● YOUR GOAL:
Retype exactly the lines from the line with "Type out the text in this image." to the end of the data, keeping both boundary lines.

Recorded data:
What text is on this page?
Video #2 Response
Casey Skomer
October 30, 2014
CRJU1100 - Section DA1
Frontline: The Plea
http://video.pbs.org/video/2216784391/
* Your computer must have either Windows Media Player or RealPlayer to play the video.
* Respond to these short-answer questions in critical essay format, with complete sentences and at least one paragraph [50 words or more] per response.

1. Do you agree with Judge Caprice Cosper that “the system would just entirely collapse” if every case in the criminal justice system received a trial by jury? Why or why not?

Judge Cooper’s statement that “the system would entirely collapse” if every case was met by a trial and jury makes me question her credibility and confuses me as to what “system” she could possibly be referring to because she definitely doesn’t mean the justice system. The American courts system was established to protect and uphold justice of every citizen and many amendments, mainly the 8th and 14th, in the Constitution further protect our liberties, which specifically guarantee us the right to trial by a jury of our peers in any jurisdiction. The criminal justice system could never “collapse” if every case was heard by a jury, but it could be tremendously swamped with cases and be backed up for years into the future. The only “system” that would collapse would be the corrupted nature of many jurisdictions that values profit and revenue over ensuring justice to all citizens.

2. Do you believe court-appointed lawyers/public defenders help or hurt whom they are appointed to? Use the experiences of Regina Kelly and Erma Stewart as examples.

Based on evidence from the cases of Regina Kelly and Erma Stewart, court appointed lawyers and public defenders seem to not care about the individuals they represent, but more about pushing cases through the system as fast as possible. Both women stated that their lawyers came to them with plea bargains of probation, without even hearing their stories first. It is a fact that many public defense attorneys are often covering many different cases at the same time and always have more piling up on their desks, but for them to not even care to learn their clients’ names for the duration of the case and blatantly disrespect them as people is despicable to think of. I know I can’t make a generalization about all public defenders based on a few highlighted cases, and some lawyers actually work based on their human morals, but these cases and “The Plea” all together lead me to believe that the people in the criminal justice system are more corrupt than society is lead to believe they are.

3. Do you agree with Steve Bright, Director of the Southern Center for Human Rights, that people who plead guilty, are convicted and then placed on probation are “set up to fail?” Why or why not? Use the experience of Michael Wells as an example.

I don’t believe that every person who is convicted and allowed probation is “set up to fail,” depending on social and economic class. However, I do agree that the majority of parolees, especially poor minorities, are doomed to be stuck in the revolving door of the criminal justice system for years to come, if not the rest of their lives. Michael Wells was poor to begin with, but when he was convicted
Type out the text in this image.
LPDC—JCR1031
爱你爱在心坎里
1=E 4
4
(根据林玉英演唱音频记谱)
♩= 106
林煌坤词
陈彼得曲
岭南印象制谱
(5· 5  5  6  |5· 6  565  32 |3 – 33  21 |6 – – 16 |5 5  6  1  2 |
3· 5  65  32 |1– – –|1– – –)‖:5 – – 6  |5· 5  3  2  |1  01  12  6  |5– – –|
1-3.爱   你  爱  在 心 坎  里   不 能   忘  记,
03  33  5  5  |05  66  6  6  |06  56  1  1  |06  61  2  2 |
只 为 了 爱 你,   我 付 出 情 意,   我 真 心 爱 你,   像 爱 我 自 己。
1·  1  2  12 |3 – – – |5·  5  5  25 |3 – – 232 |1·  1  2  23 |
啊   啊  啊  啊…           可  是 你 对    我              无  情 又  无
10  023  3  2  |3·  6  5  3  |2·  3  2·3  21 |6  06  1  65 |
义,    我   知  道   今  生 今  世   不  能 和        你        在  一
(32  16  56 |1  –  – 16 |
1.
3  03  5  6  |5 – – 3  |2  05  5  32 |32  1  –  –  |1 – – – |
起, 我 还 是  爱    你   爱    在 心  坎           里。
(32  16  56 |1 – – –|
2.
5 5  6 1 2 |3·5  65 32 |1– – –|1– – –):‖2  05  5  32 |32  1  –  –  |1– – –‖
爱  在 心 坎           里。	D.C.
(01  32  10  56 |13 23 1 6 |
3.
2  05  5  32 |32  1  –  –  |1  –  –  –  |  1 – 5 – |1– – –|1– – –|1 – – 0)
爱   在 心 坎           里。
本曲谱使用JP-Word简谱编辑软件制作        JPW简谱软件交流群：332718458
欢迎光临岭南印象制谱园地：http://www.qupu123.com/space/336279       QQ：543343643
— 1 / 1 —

● FULL OUTPUT:
Type out the text in this image.
LPDC—JCR1031
爱你爱在心坎里
1=E 4
4
(根据林玉英演唱音频记谱)
♩= 106
林煌坤词
陈彼得曲
岭南印象制谱
(5· 5  5  6  |5· 6  565  32 |3 – 33  21 |6 – – 16 |5 5  6  1  2 |
3· 5  65  32 |1– – –|1– – –)‖:5 – – 6  |5· 5  3  2  |1  01  12  6  |5– – –|
1-3.爱   你  爱  在 心 坎  里   不 能   忘  记,
03  33  5  5  |05  66  6  6  |06  56  1  1  |06  61  2  2 |
只 为 了 爱 你,   我 付 出 情 意,   我 真 心 爱 你,   像 爱 我 自 己。
1·  1  2  12 |3 – – – |5·  5  5  25 |3 – – 232 |1·  1  2  23 |
啊   啊  啊  啊…           可  是 你 对    我              无  情 又  无
10  023  3  2  |3·  6  5  3  |2·  3  2·3  21 |6  06  1  65 |
义,    我   知  道   今  生 今  世   不  能 和        你        在  一
(32  16  56 |1  –  – 16 |
1.
3  03  5  6  |5 – – 3  |2  05  5  32 |32  1  –  –  |1 – – – |
起, 我 还 是  爱    你   爱    在 心  坎           里。
(32  16  56 |1 – – –|
2.
5 5  6 1 2 |3·5  65 32 |1– – –|1– – –):‖2  05  5  32 |32  1  –  –  |1– – –‖
爱  在 心 坎           里。	D.C.
(01  32  10  56 |13 23 1 6 |
3.
2  05  5  32 |32  1  –  –  |1  –  –  –  |  1 – 5 – |1– – –|1– – –|1 – – 0)
爱   在 心 坎           里。
本曲谱使用JP-Word简谱编辑软件制作        JPW简谱软件交流群：332718458
欢迎光临岭南印象制谱园地：http://www.qupu123.com/space/336279       QQ：543343643
— 1 / 1 —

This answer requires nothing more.